#### SOURCE RECORDS

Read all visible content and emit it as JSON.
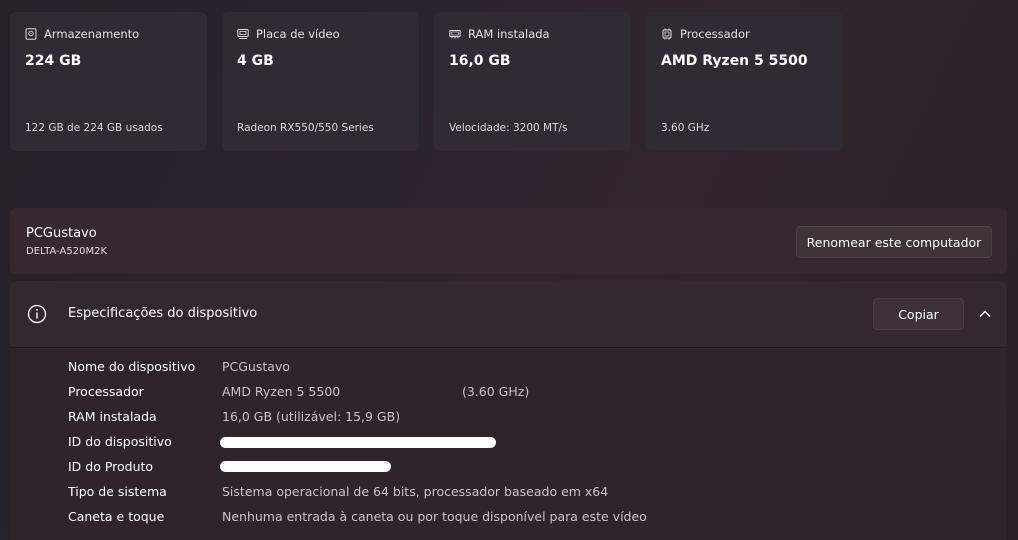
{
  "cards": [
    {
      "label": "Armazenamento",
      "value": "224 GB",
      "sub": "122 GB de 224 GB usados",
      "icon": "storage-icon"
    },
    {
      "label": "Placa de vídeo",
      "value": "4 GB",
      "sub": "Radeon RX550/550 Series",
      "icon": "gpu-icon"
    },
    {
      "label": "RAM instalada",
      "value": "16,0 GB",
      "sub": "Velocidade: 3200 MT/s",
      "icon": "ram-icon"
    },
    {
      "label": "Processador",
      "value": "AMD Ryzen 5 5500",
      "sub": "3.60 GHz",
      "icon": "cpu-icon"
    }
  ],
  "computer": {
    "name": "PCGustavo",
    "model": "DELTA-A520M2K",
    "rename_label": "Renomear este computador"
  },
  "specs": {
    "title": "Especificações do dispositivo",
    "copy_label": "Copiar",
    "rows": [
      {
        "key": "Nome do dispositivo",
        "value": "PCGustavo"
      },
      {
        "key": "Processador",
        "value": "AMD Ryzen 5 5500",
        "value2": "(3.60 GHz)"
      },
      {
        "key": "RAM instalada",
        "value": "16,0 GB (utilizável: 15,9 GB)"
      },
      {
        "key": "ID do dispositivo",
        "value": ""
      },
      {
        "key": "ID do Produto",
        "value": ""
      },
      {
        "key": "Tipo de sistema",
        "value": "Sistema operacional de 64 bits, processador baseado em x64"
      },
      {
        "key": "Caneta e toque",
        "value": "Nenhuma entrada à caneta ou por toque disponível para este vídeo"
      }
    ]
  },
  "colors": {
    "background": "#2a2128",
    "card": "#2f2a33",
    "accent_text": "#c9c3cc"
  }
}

########

→ PROBLEM TO SOLVE
Copy out all the records exactly, excluding pictures.

→ WRITTEN ANSWER
Read all visible content and emit it as JSON.
{
  "cards": [
    {
      "label": "Armazenamento",
      "value": "224 GB",
      "sub": "122 GB de 224 GB usados",
      "icon": "storage-icon"
    },
    {
      "label": "Placa de vídeo",
      "value": "4 GB",
      "sub": "Radeon RX550/550 Series",
      "icon": "gpu-icon"
    },
    {
      "label": "RAM instalada",
      "value": "16,0 GB",
      "sub": "Velocidade: 3200 MT/s",
      "icon": "ram-icon"
    },
    {
      "label": "Processador",
      "value": "AMD Ryzen 5 5500",
      "sub": "3.60 GHz",
      "icon": "cpu-icon"
    }
  ],
  "computer": {
    "name": "PCGustavo",
    "model": "DELTA-A520M2K",
    "rename_label": "Renomear este computador"
  },
  "specs": {
    "title": "Especificações do dispositivo",
    "copy_label": "Copiar",
    "rows": [
      {
        "key": "Nome do dispositivo",
        "value": "PCGustavo"
      },
      {
        "key": "Processador",
        "value": "AMD Ryzen 5 5500",
        "value2": "(3.60 GHz)"
      },
      {
        "key": "RAM instalada",
        "value": "16,0 GB (utilizável: 15,9 GB)"
      },
      {
        "key": "ID do dispositivo",
        "value": ""
      },
      {
        "key": "ID do Produto",
        "value": ""
      },
      {
        "key": "Tipo de sistema",
        "value": "Sistema operacional de 64 bits, processador baseado em x64"
      },
      {
        "key": "Caneta e toque",
        "value": "Nenhuma entrada à caneta ou por toque disponível para este vídeo"
      }
    ]
  },
  "colors": {
    "background": "#2a2128",
    "card": "#2f2a33",
    "accent_text": "#c9c3cc"
  }
}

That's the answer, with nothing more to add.